- _GOAL OF THE EXERCISE_:
Type the records out again in full, exactly.

[start MATERIALS PROVIDED]

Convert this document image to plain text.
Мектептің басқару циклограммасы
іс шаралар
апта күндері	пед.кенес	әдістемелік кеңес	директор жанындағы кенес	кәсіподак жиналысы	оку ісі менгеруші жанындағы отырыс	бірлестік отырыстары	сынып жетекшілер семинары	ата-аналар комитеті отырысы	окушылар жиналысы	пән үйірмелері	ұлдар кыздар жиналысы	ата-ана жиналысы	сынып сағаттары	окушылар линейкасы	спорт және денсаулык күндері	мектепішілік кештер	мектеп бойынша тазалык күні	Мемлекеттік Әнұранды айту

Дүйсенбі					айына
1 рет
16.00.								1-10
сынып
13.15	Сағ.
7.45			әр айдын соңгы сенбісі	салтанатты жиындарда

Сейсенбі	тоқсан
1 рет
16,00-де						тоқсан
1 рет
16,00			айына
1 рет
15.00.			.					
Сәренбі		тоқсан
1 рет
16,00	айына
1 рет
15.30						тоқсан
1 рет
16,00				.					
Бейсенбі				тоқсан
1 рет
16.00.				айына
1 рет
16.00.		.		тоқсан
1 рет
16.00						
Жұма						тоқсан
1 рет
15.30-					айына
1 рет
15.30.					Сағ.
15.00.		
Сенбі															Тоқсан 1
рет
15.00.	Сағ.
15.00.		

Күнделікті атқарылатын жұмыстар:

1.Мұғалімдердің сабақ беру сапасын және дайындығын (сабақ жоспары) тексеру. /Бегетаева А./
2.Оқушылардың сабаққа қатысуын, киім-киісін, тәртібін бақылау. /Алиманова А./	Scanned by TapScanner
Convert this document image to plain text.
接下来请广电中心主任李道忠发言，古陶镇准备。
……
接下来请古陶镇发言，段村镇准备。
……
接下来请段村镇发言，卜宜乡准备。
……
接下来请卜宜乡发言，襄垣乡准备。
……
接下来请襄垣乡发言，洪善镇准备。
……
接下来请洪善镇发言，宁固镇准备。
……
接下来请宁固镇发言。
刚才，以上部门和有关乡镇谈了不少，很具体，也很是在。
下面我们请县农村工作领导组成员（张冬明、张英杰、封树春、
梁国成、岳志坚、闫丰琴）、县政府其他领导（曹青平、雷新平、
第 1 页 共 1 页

[end MATERIALS PROVIDED]

- _RIGHT ANSWER_:
Convert this document image to plain text.
Мектептің басқару циклограммасы
іс шаралар
апта күндері	пед.кенес	әдістемелік кеңес	директор жанындағы кенес	кәсіподак жиналысы	оку ісі менгеруші жанындағы отырыс	бірлестік отырыстары	сынып жетекшілер семинары	ата-аналар комитеті отырысы	окушылар жиналысы	пән үйірмелері	ұлдар кыздар жиналысы	ата-ана жиналысы	сынып сағаттары	окушылар линейкасы	спорт және денсаулык күндері	мектепішілік кештер	мектеп бойынша тазалык күні	Мемлекеттік Әнұранды айту

Дүйсенбі					айына
1 рет
16.00.								1-10
сынып
13.15	Сағ.
7.45			әр айдын соңгы сенбісі	салтанатты жиындарда

Сейсенбі	тоқсан
1 рет
16,00-де						тоқсан
1 рет
16,00			айына
1 рет
15.00.			.					
Сәренбі		тоқсан
1 рет
16,00	айына
1 рет
15.30						тоқсан
1 рет
16,00				.					
Бейсенбі				тоқсан
1 рет
16.00.				айына
1 рет
16.00.		.		тоқсан
1 рет
16.00						
Жұма						тоқсан
1 рет
15.30-					айына
1 рет
15.30.					Сағ.
15.00.		
Сенбі															Тоқсан 1
рет
15.00.	Сағ.
15.00.		

Күнделікті атқарылатын жұмыстар:

1.Мұғалімдердің сабақ беру сапасын және дайындығын (сабақ жоспары) тексеру. /Бегетаева А./
2.Оқушылардың сабаққа қатысуын, киім-киісін, тәртібін бақылау. /Алиманова А./	Scanned by TapScanner
Convert this document image to plain text.
接下来请广电中心主任李道忠发言，古陶镇准备。
……
接下来请古陶镇发言，段村镇准备。
……
接下来请段村镇发言，卜宜乡准备。
……
接下来请卜宜乡发言，襄垣乡准备。
……
接下来请襄垣乡发言，洪善镇准备。
……
接下来请洪善镇发言，宁固镇准备。
……
接下来请宁固镇发言。
刚才，以上部门和有关乡镇谈了不少，很具体，也很是在。
下面我们请县农村工作领导组成员（张冬明、张英杰、封树春、
梁国成、岳志坚、闫丰琴）、县政府其他领导（曹青平、雷新平、
第 1 页 共 1 页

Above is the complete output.